» Prompt
Repeat the listing in full, exactly as it stands.

Stored records:
%%
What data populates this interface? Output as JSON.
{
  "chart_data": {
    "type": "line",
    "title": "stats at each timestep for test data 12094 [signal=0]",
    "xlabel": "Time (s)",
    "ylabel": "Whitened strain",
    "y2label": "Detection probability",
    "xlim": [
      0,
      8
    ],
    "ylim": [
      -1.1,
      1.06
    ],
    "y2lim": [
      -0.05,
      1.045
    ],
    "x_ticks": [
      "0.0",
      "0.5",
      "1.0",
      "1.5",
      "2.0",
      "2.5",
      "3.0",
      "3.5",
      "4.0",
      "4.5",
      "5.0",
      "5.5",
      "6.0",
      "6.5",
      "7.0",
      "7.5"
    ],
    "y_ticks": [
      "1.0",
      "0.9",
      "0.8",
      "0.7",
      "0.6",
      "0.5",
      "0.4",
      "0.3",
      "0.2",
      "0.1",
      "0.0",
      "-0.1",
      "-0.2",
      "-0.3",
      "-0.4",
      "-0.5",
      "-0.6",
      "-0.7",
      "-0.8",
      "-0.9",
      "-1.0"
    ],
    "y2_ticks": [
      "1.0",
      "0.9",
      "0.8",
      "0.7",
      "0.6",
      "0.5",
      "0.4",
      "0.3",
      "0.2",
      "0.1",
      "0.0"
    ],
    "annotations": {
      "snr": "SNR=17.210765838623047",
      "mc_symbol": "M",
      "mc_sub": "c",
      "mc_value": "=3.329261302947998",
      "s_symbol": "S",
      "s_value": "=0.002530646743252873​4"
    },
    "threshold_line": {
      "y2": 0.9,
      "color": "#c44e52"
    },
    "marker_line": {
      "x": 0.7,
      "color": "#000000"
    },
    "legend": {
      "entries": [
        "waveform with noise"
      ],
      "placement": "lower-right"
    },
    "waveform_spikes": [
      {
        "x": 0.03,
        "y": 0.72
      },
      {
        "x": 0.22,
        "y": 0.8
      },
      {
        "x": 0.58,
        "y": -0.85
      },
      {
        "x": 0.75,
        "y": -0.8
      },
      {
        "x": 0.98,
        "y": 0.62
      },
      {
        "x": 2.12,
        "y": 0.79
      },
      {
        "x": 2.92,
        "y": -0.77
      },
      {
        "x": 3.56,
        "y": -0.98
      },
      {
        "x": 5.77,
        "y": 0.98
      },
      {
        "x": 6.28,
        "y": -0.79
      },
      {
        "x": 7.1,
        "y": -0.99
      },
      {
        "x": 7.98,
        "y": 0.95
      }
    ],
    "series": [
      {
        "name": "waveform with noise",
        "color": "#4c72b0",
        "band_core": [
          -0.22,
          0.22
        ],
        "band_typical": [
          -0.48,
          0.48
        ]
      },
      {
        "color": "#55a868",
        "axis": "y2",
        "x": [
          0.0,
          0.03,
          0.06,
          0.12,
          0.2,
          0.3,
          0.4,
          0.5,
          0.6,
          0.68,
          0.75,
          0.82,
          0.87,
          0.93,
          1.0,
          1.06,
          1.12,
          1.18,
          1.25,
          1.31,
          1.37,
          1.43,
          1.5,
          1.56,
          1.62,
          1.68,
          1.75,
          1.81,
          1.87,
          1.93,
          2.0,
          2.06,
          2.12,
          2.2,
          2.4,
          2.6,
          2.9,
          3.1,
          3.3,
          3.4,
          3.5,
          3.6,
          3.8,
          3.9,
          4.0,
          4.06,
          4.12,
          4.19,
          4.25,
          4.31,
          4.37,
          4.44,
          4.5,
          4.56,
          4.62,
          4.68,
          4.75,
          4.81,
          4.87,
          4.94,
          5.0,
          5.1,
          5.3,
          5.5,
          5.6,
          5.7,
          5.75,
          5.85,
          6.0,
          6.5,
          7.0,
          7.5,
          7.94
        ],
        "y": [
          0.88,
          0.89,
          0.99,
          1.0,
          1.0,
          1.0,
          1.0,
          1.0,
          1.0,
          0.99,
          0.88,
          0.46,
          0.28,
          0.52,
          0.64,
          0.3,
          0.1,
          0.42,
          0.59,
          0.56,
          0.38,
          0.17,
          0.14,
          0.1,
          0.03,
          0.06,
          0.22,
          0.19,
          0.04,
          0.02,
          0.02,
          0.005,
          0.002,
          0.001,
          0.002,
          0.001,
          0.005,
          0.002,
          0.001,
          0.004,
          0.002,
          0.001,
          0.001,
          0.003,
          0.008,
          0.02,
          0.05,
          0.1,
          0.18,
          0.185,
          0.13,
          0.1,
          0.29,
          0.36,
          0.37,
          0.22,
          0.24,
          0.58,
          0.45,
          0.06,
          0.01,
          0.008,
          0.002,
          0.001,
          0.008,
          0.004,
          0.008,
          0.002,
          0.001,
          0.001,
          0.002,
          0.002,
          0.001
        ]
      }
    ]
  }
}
%%
» Completed task
What data populates this interface? Output as JSON.
{
  "chart_data": {
    "type": "line",
    "title": "stats at each timestep for test data 12094 [signal=0]",
    "xlabel": "Time (s)",
    "ylabel": "Whitened strain",
    "y2label": "Detection probability",
    "xlim": [
      0,
      8
    ],
    "ylim": [
      -1.1,
      1.06
    ],
    "y2lim": [
      -0.05,
      1.045
    ],
    "x_ticks": [
      "0.0",
      "0.5",
      "1.0",
      "1.5",
      "2.0",
      "2.5",
      "3.0",
      "3.5",
      "4.0",
      "4.5",
      "5.0",
      "5.5",
      "6.0",
      "6.5",
      "7.0",
      "7.5"
    ],
    "y_ticks": [
      "1.0",
      "0.9",
      "0.8",
      "0.7",
      "0.6",
      "0.5",
      "0.4",
      "0.3",
      "0.2",
      "0.1",
      "0.0",
      "-0.1",
      "-0.2",
      "-0.3",
      "-0.4",
      "-0.5",
      "-0.6",
      "-0.7",
      "-0.8",
      "-0.9",
      "-1.0"
    ],
    "y2_ticks": [
      "1.0",
      "0.9",
      "0.8",
      "0.7",
      "0.6",
      "0.5",
      "0.4",
      "0.3",
      "0.2",
      "0.1",
      "0.0"
    ],
    "annotations": {
      "snr": "SNR=17.210765838623047",
      "mc_symbol": "M",
      "mc_sub": "c",
      "mc_value": "=3.329261302947998",
      "s_symbol": "S",
      "s_value": "=0.002530646743252873​4"
    },
    "threshold_line": {
      "y2": 0.9,
      "color": "#c44e52"
    },
    "marker_line": {
      "x": 0.7,
      "color": "#000000"
    },
    "legend": {
      "entries": [
        "waveform with noise"
      ],
      "placement": "lower-right"
    },
    "waveform_spikes": [
      {
        "x": 0.03,
        "y": 0.72
      },
      {
        "x": 0.22,
        "y": 0.8
      },
      {
        "x": 0.58,
        "y": -0.85
      },
      {
        "x": 0.75,
        "y": -0.8
      },
      {
        "x": 0.98,
        "y": 0.62
      },
      {
        "x": 2.12,
        "y": 0.79
      },
      {
        "x": 2.92,
        "y": -0.77
      },
      {
        "x": 3.56,
        "y": -0.98
      },
      {
        "x": 5.77,
        "y": 0.98
      },
      {
        "x": 6.28,
        "y": -0.79
      },
      {
        "x": 7.1,
        "y": -0.99
      },
      {
        "x": 7.98,
        "y": 0.95
      }
    ],
    "series": [
      {
        "name": "waveform with noise",
        "color": "#4c72b0",
        "band_core": [
          -0.22,
          0.22
        ],
        "band_typical": [
          -0.48,
          0.48
        ]
      },
      {
        "color": "#55a868",
        "axis": "y2",
        "x": [
          0.0,
          0.03,
          0.06,
          0.12,
          0.2,
          0.3,
          0.4,
          0.5,
          0.6,
          0.68,
          0.75,
          0.82,
          0.87,
          0.93,
          1.0,
          1.06,
          1.12,
          1.18,
          1.25,
          1.31,
          1.37,
          1.43,
          1.5,
          1.56,
          1.62,
          1.68,
          1.75,
          1.81,
          1.87,
          1.93,
          2.0,
          2.06,
          2.12,
          2.2,
          2.4,
          2.6,
          2.9,
          3.1,
          3.3,
          3.4,
          3.5,
          3.6,
          3.8,
          3.9,
          4.0,
          4.06,
          4.12,
          4.19,
          4.25,
          4.31,
          4.37,
          4.44,
          4.5,
          4.56,
          4.62,
          4.68,
          4.75,
          4.81,
          4.87,
          4.94,
          5.0,
          5.1,
          5.3,
          5.5,
          5.6,
          5.7,
          5.75,
          5.85,
          6.0,
          6.5,
          7.0,
          7.5,
          7.94
        ],
        "y": [
          0.88,
          0.89,
          0.99,
          1.0,
          1.0,
          1.0,
          1.0,
          1.0,
          1.0,
          0.99,
          0.88,
          0.46,
          0.28,
          0.52,
          0.64,
          0.3,
          0.1,
          0.42,
          0.59,
          0.56,
          0.38,
          0.17,
          0.14,
          0.1,
          0.03,
          0.06,
          0.22,
          0.19,
          0.04,
          0.02,
          0.02,
          0.005,
          0.002,
          0.001,
          0.002,
          0.001,
          0.005,
          0.002,
          0.001,
          0.004,
          0.002,
          0.001,
          0.001,
          0.003,
          0.008,
          0.02,
          0.05,
          0.1,
          0.18,
          0.185,
          0.13,
          0.1,
          0.29,
          0.36,
          0.37,
          0.22,
          0.24,
          0.58,
          0.45,
          0.06,
          0.01,
          0.008,
          0.002,
          0.001,
          0.008,
          0.004,
          0.008,
          0.002,
          0.001,
          0.001,
          0.002,
          0.002,
          0.001
        ]
      }
    ]
  }
}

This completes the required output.